◆ **INSTRUCTION**
Reproduce word for word the stretch of records from the beginning through the line containing "The D flip-flop 602B is at (1252, 670).".

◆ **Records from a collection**
▬▬▬
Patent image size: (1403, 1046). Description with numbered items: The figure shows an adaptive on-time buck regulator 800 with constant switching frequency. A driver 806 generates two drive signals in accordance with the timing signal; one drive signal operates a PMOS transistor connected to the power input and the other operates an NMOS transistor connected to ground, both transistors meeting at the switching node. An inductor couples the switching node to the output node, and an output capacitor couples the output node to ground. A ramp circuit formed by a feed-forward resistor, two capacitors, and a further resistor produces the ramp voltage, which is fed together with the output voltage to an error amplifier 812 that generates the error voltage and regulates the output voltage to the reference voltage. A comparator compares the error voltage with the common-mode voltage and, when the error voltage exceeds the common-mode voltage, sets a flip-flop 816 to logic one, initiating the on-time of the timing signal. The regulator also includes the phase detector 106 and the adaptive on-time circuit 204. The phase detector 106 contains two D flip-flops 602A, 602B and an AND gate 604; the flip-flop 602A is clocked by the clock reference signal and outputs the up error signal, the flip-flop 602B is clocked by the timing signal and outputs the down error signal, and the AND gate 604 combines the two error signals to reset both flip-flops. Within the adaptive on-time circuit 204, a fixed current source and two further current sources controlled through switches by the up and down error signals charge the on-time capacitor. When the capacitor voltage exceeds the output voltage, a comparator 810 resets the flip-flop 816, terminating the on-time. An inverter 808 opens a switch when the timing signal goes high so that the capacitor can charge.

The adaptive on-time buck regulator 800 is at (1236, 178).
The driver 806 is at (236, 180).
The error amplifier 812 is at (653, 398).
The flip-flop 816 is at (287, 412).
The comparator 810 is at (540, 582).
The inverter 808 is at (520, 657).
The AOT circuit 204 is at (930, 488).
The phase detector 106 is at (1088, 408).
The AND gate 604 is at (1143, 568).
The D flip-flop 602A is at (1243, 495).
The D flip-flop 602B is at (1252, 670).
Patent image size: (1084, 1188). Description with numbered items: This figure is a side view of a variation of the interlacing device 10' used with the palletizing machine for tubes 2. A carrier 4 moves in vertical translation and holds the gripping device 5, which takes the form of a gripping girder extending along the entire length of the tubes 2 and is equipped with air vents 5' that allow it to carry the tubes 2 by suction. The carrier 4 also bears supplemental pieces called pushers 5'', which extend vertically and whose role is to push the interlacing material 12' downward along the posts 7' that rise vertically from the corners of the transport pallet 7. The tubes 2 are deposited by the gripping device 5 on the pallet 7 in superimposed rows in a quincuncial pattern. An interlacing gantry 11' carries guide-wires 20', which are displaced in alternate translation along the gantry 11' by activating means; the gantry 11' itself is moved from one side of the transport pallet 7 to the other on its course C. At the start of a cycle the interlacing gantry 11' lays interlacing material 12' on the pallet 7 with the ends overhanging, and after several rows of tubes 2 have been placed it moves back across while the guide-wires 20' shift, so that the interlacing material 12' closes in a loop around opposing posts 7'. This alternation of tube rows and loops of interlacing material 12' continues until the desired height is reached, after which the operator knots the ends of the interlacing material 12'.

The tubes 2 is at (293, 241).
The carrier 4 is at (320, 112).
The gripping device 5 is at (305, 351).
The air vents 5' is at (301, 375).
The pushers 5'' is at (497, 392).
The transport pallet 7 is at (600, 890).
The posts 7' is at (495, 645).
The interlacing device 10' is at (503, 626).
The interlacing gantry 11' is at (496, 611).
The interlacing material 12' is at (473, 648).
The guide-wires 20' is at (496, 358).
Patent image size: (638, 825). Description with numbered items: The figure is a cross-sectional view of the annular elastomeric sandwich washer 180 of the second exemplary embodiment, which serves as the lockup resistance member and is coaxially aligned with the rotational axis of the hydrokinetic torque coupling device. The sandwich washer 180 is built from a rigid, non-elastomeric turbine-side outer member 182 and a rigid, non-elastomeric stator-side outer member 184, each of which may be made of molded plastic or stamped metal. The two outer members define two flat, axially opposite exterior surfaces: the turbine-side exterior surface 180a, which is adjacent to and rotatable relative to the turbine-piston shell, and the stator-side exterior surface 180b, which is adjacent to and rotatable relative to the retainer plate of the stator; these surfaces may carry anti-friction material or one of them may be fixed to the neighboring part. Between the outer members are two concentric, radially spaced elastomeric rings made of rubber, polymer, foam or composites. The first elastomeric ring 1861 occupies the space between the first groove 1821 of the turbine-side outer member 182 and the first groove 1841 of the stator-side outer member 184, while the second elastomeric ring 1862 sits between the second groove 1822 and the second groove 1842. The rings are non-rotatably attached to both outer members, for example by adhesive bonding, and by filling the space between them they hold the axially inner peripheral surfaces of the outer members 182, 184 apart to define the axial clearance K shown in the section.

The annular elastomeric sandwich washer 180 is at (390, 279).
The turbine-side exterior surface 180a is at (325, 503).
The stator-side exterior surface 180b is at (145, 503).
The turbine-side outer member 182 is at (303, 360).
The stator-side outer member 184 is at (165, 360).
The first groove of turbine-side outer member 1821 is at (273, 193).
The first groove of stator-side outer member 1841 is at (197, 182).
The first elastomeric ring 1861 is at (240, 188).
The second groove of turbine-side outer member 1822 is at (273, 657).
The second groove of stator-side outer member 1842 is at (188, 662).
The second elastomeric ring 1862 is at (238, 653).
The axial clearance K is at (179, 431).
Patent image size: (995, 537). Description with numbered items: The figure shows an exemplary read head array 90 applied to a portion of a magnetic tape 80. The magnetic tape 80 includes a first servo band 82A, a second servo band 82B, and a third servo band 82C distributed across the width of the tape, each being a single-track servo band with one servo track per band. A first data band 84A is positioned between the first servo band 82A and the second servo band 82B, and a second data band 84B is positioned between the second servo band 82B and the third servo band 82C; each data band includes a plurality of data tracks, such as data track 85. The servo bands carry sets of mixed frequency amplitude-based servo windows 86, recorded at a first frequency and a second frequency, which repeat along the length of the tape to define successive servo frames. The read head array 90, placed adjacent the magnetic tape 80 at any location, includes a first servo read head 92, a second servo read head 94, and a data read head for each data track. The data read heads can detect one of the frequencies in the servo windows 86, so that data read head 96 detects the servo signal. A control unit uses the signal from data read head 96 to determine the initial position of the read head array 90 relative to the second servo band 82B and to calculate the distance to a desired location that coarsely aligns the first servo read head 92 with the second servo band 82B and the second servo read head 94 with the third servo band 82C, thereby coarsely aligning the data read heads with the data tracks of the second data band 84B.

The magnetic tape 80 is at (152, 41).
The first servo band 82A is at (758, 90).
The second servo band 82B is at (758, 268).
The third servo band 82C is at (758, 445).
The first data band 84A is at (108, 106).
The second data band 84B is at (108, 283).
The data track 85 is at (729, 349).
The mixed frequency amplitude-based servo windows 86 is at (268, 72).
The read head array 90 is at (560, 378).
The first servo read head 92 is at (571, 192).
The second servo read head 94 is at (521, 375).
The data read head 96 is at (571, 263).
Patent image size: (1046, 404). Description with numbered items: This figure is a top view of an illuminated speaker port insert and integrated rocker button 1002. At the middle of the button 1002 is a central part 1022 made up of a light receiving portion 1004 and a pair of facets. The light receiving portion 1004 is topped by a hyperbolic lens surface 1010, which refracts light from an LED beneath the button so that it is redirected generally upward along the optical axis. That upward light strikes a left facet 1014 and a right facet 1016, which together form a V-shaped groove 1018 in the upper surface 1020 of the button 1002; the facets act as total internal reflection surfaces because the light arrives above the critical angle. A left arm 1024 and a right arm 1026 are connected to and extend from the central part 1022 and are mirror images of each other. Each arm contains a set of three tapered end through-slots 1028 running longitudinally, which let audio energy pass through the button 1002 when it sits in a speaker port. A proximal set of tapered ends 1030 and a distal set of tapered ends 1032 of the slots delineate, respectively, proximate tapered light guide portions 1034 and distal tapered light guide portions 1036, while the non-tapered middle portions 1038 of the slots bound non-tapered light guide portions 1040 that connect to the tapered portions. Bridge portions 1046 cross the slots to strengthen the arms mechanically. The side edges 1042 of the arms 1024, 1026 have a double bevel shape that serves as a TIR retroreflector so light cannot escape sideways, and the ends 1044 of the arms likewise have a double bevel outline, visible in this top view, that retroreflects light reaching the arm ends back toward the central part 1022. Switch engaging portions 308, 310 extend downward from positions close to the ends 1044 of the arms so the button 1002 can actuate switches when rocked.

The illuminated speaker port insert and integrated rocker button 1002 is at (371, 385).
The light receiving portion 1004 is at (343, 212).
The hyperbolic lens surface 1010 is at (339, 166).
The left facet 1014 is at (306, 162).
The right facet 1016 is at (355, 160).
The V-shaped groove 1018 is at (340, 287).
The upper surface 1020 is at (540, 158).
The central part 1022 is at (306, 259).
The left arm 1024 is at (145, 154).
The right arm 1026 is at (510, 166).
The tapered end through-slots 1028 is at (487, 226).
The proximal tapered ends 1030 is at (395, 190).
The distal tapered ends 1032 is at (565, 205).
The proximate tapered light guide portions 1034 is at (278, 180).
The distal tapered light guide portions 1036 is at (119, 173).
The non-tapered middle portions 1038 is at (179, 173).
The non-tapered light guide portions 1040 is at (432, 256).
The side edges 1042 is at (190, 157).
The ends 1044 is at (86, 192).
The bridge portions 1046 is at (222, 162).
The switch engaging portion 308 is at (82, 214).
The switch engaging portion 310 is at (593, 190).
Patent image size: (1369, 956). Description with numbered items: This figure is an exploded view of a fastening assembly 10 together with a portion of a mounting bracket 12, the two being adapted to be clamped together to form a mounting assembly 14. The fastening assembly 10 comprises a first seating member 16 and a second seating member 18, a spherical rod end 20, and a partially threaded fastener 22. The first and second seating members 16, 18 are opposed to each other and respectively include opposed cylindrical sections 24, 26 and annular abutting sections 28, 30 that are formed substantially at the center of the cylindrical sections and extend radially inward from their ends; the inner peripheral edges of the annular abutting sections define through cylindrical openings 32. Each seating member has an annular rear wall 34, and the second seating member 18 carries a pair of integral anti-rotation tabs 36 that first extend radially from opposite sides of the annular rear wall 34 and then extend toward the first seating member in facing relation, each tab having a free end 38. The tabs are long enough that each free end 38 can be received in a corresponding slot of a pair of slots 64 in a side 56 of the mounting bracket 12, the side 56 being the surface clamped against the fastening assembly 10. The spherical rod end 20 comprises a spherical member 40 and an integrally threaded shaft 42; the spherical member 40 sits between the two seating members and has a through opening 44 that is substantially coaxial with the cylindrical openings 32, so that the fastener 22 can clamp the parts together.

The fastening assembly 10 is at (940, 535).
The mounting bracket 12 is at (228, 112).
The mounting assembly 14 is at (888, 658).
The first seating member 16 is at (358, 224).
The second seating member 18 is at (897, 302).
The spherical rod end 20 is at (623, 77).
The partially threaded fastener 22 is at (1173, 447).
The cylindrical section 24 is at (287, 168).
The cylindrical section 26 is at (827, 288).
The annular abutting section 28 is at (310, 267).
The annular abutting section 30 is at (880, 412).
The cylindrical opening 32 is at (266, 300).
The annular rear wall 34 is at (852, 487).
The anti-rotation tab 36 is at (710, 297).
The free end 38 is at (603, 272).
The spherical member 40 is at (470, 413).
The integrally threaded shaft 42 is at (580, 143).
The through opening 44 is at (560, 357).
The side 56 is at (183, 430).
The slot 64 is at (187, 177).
▬▬▬
◆ **EXPECTED OUTPUT**
Patent image size: (1403, 1046). Description with numbered items: The figure shows an adaptive on-time buck regulator 800 with constant switching frequency. A driver 806 generates two drive signals in accordance with the timing signal; one drive signal operates a PMOS transistor connected to the power input and the other operates an NMOS transistor connected to ground, both transistors meeting at the switching node. An inductor couples the switching node to the output node, and an output capacitor couples the output node to ground. A ramp circuit formed by a feed-forward resistor, two capacitors, and a further resistor produces the ramp voltage, which is fed together with the output voltage to an error amplifier 812 that generates the error voltage and regulates the output voltage to the reference voltage. A comparator compares the error voltage with the common-mode voltage and, when the error voltage exceeds the common-mode voltage, sets a flip-flop 816 to logic one, initiating the on-time of the timing signal. The regulator also includes the phase detector 106 and the adaptive on-time circuit 204. The phase detector 106 contains two D flip-flops 602A, 602B and an AND gate 604; the flip-flop 602A is clocked by the clock reference signal and outputs the up error signal, the flip-flop 602B is clocked by the timing signal and outputs the down error signal, and the AND gate 604 combines the two error signals to reset both flip-flops. Within the adaptive on-time circuit 204, a fixed current source and two further current sources controlled through switches by the up and down error signals charge the on-time capacitor. When the capacitor voltage exceeds the output voltage, a comparator 810 resets the flip-flop 816, terminating the on-time. An inverter 808 opens a switch when the timing signal goes high so that the capacitor can charge.

The adaptive on-time buck regulator 800 is at (1236, 178).
The driver 806 is at (236, 180).
The error amplifier 812 is at (653, 398).
The flip-flop 816 is at (287, 412).
The comparator 810 is at (540, 582).
The inverter 808 is at (520, 657).
The AOT circuit 204 is at (930, 488).
The phase detector 106 is at (1088, 408).
The AND gate 604 is at (1143, 568).
The D flip-flop 602A is at (1243, 495).
The D flip-flop 602B is at (1252, 670).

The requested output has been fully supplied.